**Goal of the exercise**
In the entries below, find the lines that contain the word "presencia" and copy them.

**Saved entries**
◇ ◇ ◇ ◇

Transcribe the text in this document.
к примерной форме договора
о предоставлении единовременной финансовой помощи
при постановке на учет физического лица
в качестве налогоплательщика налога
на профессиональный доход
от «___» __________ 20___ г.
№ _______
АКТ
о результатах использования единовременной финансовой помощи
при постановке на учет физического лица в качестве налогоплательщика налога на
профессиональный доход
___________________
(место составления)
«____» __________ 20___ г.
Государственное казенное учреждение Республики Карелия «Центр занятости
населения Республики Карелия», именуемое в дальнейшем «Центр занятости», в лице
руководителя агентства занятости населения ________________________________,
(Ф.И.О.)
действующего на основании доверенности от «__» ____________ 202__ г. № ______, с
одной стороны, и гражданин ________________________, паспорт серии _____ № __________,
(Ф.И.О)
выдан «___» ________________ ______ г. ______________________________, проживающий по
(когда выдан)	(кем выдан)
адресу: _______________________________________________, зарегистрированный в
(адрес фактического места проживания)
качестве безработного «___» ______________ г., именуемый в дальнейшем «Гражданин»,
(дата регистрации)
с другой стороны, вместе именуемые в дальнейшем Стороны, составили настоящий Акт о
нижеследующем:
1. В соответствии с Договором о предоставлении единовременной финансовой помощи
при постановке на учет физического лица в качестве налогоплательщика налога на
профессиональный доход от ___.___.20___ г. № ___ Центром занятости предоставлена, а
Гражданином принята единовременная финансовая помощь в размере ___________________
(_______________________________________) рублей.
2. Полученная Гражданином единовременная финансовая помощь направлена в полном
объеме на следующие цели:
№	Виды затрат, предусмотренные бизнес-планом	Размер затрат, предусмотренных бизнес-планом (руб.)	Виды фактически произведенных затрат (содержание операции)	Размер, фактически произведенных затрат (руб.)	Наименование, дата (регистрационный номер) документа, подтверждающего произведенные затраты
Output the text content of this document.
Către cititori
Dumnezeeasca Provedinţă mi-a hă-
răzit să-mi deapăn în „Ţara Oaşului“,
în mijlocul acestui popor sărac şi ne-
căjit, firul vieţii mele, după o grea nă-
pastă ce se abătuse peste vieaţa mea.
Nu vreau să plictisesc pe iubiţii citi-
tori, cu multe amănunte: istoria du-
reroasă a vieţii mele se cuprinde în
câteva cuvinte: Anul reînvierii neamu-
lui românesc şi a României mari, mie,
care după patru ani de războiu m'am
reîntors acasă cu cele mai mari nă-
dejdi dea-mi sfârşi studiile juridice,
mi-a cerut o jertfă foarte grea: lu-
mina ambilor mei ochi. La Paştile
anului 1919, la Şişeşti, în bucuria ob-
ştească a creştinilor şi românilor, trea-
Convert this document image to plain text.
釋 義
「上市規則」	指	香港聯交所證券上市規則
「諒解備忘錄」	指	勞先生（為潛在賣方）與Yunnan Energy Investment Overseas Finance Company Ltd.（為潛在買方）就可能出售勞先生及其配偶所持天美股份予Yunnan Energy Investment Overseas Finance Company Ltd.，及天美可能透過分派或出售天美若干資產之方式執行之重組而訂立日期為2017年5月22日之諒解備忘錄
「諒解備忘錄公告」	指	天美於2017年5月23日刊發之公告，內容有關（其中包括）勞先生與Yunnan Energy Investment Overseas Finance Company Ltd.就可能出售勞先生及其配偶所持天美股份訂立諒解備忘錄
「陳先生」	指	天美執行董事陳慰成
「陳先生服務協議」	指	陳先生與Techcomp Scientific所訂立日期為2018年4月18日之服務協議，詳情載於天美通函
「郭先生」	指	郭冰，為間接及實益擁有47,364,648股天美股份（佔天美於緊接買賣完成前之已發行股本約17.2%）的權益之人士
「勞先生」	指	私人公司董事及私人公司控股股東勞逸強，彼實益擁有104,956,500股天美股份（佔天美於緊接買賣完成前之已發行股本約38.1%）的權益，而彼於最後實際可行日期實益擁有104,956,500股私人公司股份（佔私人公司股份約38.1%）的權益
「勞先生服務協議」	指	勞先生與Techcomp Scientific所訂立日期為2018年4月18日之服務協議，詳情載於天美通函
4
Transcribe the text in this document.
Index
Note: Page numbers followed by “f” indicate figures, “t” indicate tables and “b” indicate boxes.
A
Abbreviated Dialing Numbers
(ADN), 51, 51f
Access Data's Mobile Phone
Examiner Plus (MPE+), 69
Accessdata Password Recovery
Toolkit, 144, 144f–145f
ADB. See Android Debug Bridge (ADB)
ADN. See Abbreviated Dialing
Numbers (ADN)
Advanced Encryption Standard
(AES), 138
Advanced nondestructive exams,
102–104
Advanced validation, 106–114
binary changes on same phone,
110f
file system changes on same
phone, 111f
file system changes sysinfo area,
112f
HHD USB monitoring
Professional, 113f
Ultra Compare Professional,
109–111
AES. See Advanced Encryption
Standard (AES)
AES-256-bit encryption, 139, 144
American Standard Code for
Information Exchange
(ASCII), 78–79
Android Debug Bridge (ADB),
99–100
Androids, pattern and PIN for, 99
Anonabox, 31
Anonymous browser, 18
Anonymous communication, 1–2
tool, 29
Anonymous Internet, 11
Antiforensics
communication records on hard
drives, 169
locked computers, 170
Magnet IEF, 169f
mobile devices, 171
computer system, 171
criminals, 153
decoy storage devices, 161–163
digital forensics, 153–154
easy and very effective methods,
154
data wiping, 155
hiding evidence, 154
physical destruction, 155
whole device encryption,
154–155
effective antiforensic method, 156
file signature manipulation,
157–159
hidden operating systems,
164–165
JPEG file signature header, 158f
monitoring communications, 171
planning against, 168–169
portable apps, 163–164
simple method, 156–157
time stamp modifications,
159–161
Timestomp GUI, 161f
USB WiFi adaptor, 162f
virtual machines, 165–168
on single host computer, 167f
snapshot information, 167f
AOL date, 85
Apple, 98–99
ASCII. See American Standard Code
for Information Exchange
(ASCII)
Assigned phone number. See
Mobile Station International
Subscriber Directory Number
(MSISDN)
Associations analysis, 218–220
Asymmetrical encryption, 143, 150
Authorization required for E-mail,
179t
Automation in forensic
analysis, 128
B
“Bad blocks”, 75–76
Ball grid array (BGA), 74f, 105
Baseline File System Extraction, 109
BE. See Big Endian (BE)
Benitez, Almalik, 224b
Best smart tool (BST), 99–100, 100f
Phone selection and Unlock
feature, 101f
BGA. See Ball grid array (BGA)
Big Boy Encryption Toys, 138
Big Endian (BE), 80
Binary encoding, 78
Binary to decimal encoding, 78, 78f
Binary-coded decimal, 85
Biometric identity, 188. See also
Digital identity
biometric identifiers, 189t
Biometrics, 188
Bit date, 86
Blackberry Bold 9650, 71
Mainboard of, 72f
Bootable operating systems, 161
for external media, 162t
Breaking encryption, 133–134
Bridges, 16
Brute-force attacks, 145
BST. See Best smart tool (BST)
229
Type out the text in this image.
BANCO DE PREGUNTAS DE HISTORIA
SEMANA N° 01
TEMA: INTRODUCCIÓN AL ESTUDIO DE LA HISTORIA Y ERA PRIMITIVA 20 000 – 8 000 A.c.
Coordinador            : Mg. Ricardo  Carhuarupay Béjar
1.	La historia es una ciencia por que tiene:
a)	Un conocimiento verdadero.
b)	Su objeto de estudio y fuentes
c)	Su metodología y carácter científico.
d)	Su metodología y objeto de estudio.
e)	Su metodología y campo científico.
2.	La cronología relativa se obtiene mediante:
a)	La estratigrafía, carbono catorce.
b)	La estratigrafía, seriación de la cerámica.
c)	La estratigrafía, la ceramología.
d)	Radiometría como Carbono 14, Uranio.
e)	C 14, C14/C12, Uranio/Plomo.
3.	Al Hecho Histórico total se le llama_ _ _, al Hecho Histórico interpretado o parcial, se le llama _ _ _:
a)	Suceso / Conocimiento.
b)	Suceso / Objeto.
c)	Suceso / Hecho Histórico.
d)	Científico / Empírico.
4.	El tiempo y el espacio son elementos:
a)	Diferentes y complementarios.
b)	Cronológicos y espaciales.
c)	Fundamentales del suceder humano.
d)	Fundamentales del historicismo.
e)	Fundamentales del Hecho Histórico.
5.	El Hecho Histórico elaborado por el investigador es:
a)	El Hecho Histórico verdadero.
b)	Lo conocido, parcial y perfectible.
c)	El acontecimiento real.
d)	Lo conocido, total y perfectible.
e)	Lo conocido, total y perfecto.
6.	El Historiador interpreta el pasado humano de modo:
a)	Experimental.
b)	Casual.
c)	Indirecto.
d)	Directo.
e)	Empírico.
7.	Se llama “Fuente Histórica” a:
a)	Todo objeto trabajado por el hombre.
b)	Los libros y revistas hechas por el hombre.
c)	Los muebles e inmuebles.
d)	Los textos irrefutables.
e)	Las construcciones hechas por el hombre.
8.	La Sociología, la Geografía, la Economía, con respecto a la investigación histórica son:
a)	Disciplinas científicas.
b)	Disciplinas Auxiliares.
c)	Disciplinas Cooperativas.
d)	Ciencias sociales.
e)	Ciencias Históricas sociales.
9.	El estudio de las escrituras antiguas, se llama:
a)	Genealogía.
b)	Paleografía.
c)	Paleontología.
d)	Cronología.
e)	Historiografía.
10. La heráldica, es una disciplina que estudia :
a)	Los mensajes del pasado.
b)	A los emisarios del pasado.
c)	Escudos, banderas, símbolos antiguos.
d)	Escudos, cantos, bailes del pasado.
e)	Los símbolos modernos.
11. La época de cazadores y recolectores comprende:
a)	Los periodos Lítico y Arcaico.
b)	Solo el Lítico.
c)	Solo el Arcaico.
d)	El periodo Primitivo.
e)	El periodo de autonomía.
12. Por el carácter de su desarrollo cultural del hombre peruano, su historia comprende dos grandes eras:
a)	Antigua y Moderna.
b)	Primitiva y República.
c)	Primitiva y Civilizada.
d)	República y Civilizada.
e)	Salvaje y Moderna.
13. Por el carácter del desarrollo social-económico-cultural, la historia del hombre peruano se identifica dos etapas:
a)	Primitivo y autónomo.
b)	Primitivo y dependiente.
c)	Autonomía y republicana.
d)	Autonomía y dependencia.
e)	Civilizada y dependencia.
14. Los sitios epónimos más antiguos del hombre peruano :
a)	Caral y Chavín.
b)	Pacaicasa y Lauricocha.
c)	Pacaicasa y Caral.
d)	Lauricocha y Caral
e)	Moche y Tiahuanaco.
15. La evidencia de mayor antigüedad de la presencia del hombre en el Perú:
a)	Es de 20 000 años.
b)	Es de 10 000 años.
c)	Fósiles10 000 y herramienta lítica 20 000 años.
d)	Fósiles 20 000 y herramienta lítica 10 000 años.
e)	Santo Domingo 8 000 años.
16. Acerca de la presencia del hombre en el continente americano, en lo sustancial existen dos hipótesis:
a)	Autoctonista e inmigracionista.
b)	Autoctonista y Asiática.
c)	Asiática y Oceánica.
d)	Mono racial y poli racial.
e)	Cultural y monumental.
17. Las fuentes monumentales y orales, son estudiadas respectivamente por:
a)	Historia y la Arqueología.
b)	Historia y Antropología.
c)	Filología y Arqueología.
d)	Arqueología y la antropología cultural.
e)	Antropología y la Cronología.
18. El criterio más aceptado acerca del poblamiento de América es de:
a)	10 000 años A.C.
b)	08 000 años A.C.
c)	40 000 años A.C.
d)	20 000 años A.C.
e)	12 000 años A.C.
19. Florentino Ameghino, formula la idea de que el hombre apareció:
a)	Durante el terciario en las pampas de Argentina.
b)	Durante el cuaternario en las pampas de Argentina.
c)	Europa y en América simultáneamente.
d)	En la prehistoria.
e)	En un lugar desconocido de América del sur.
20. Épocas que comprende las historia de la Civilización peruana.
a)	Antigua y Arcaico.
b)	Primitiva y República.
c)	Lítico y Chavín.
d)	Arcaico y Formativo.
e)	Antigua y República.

◇ ◇ ◇ ◇

**Result**
15. La evidencia de mayor antigüedad de la presencia del hombre en el Perú:
16. Acerca de la presencia del hombre en el continente americano, en lo sustancial existen dos hipótesis:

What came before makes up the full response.